Instructions for the task:
Your task is to transcribe the data in full.

┌──

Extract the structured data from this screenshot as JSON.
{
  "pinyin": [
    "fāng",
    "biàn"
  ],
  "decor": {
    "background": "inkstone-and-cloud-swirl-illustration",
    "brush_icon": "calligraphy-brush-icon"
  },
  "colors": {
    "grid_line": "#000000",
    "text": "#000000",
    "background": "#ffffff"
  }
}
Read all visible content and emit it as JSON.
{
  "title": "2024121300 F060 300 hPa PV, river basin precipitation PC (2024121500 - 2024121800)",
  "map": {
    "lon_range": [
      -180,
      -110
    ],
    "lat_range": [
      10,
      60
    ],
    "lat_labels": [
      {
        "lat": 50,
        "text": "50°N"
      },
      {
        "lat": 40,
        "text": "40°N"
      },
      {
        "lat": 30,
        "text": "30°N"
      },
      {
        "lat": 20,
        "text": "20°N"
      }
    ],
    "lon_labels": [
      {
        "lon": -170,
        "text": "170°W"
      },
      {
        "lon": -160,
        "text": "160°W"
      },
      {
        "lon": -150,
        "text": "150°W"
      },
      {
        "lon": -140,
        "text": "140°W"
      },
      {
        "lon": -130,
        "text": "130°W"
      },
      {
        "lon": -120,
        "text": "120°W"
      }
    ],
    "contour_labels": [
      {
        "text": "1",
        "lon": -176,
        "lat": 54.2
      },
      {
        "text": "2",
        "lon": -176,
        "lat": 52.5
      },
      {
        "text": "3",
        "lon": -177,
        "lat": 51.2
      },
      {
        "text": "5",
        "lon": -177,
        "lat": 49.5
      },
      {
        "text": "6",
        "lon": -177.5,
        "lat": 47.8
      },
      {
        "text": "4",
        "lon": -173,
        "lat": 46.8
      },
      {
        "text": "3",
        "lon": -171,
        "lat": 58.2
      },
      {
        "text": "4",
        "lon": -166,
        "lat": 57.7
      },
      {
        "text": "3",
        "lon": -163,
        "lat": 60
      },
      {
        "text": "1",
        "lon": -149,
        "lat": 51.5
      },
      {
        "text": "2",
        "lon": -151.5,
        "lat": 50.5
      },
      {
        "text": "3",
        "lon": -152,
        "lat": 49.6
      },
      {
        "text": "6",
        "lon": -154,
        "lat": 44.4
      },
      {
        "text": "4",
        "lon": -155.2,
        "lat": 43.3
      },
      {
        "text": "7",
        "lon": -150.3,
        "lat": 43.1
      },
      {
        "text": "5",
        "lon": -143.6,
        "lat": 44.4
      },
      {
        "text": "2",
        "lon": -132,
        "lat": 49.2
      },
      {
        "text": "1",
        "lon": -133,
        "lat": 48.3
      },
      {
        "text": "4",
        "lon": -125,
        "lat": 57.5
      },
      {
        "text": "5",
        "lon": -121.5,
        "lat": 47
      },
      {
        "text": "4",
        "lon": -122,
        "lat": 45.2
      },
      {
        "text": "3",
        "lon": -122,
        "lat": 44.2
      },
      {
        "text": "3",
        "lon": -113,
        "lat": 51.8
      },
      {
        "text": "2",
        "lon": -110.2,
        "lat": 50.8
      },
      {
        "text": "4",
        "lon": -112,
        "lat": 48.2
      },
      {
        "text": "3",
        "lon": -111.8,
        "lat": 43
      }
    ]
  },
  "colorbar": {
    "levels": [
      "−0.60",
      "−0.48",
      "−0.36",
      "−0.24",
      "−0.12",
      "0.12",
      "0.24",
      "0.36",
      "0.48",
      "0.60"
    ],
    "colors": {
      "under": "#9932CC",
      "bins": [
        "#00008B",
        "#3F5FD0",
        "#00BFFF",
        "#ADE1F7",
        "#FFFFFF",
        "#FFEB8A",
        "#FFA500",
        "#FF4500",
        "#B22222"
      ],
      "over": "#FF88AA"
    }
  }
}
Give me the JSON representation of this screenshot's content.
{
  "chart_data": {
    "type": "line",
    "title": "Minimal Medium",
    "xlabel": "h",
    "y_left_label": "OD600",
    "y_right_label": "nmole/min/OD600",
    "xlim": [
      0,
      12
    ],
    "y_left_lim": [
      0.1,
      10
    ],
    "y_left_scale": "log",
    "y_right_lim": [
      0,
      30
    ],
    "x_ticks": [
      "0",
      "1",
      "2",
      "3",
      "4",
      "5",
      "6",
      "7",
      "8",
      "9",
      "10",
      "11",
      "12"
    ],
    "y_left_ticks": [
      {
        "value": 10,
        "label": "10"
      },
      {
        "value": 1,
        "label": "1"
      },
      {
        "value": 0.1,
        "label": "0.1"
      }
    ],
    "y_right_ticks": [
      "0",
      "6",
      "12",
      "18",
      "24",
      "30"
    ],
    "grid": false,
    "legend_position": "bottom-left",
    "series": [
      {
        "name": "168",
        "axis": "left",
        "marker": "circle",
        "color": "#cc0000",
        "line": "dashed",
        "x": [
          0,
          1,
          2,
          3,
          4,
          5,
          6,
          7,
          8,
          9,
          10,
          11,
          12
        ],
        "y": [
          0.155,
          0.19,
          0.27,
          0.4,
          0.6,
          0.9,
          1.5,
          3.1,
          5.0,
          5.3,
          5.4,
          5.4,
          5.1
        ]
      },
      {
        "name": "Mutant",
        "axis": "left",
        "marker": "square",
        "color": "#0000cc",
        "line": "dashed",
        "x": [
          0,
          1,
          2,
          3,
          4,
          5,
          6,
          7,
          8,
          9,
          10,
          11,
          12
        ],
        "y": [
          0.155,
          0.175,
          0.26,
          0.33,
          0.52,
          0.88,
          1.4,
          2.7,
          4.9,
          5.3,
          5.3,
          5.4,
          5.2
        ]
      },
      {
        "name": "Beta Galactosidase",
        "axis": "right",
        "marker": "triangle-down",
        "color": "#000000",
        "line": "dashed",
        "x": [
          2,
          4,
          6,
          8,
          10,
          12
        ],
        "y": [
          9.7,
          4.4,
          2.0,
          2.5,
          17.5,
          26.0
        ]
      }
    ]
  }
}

└──

Expected output:
Extract the structured data from this screenshot as JSON.
{
  "pinyin": [
    "fāng",
    "biàn"
  ],
  "decor": {
    "background": "inkstone-and-cloud-swirl-illustration",
    "brush_icon": "calligraphy-brush-icon"
  },
  "colors": {
    "grid_line": "#000000",
    "text": "#000000",
    "background": "#ffffff"
  }
}
Read all visible content and emit it as JSON.
{
  "title": "2024121300 F060 300 hPa PV, river basin precipitation PC (2024121500 - 2024121800)",
  "map": {
    "lon_range": [
      -180,
      -110
    ],
    "lat_range": [
      10,
      60
    ],
    "lat_labels": [
      {
        "lat": 50,
        "text": "50°N"
      },
      {
        "lat": 40,
        "text": "40°N"
      },
      {
        "lat": 30,
        "text": "30°N"
      },
      {
        "lat": 20,
        "text": "20°N"
      }
    ],
    "lon_labels": [
      {
        "lon": -170,
        "text": "170°W"
      },
      {
        "lon": -160,
        "text": "160°W"
      },
      {
        "lon": -150,
        "text": "150°W"
      },
      {
        "lon": -140,
        "text": "140°W"
      },
      {
        "lon": -130,
        "text": "130°W"
      },
      {
        "lon": -120,
        "text": "120°W"
      }
    ],
    "contour_labels": [
      {
        "text": "1",
        "lon": -176,
        "lat": 54.2
      },
      {
        "text": "2",
        "lon": -176,
        "lat": 52.5
      },
      {
        "text": "3",
        "lon": -177,
        "lat": 51.2
      },
      {
        "text": "5",
        "lon": -177,
        "lat": 49.5
      },
      {
        "text": "6",
        "lon": -177.5,
        "lat": 47.8
      },
      {
        "text": "4",
        "lon": -173,
        "lat": 46.8
      },
      {
        "text": "3",
        "lon": -171,
        "lat": 58.2
      },
      {
        "text": "4",
        "lon": -166,
        "lat": 57.7
      },
      {
        "text": "3",
        "lon": -163,
        "lat": 60
      },
      {
        "text": "1",
        "lon": -149,
        "lat": 51.5
      },
      {
        "text": "2",
        "lon": -151.5,
        "lat": 50.5
      },
      {
        "text": "3",
        "lon": -152,
        "lat": 49.6
      },
      {
        "text": "6",
        "lon": -154,
        "lat": 44.4
      },
      {
        "text": "4",
        "lon": -155.2,
        "lat": 43.3
      },
      {
        "text": "7",
        "lon": -150.3,
        "lat": 43.1
      },
      {
        "text": "5",
        "lon": -143.6,
        "lat": 44.4
      },
      {
        "text": "2",
        "lon": -132,
        "lat": 49.2
      },
      {
        "text": "1",
        "lon": -133,
        "lat": 48.3
      },
      {
        "text": "4",
        "lon": -125,
        "lat": 57.5
      },
      {
        "text": "5",
        "lon": -121.5,
        "lat": 47
      },
      {
        "text": "4",
        "lon": -122,
        "lat": 45.2
      },
      {
        "text": "3",
        "lon": -122,
        "lat": 44.2
      },
      {
        "text": "3",
        "lon": -113,
        "lat": 51.8
      },
      {
        "text": "2",
        "lon": -110.2,
        "lat": 50.8
      },
      {
        "text": "4",
        "lon": -112,
        "lat": 48.2
      },
      {
        "text": "3",
        "lon": -111.8,
        "lat": 43
      }
    ]
  },
  "colorbar": {
    "levels": [
      "−0.60",
      "−0.48",
      "−0.36",
      "−0.24",
      "−0.12",
      "0.12",
      "0.24",
      "0.36",
      "0.48",
      "0.60"
    ],
    "colors": {
      "under": "#9932CC",
      "bins": [
        "#00008B",
        "#3F5FD0",
        "#00BFFF",
        "#ADE1F7",
        "#FFFFFF",
        "#FFEB8A",
        "#FFA500",
        "#FF4500",
        "#B22222"
      ],
      "over": "#FF88AA"
    }
  }
}
Give me the JSON representation of this screenshot's content.
{
  "chart_data": {
    "type": "line",
    "title": "Minimal Medium",
    "xlabel": "h",
    "y_left_label": "OD600",
    "y_right_label": "nmole/min/OD600",
    "xlim": [
      0,
      12
    ],
    "y_left_lim": [
      0.1,
      10
    ],
    "y_left_scale": "log",
    "y_right_lim": [
      0,
      30
    ],
    "x_ticks": [
      "0",
      "1",
      "2",
      "3",
      "4",
      "5",
      "6",
      "7",
      "8",
      "9",
      "10",
      "11",
      "12"
    ],
    "y_left_ticks": [
      {
        "value": 10,
        "label": "10"
      },
      {
        "value": 1,
        "label": "1"
      },
      {
        "value": 0.1,
        "label": "0.1"
      }
    ],
    "y_right_ticks": [
      "0",
      "6",
      "12",
      "18",
      "24",
      "30"
    ],
    "grid": false,
    "legend_position": "bottom-left",
    "series": [
      {
        "name": "168",
        "axis": "left",
        "marker": "circle",
        "color": "#cc0000",
        "line": "dashed",
        "x": [
          0,
          1,
          2,
          3,
          4,
          5,
          6,
          7,
          8,
          9,
          10,
          11,
          12
        ],
        "y": [
          0.155,
          0.19,
          0.27,
          0.4,
          0.6,
          0.9,
          1.5,
          3.1,
          5.0,
          5.3,
          5.4,
          5.4,
          5.1
        ]
      },
      {
        "name": "Mutant",
        "axis": "left",
        "marker": "square",
        "color": "#0000cc",
        "line": "dashed",
        "x": [
          0,
          1,
          2,
          3,
          4,
          5,
          6,
          7,
          8,
          9,
          10,
          11,
          12
        ],
        "y": [
          0.155,
          0.175,
          0.26,
          0.33,
          0.52,
          0.88,
          1.4,
          2.7,
          4.9,
          5.3,
          5.3,
          5.4,
          5.2
        ]
      },
      {
        "name": "Beta Galactosidase",
        "axis": "right",
        "marker": "triangle-down",
        "color": "#000000",
        "line": "dashed",
        "x": [
          2,
          4,
          6,
          8,
          10,
          12
        ],
        "y": [
          9.7,
          4.4,
          2.0,
          2.5,
          17.5,
          26.0
        ]
      }
    ]
  }
}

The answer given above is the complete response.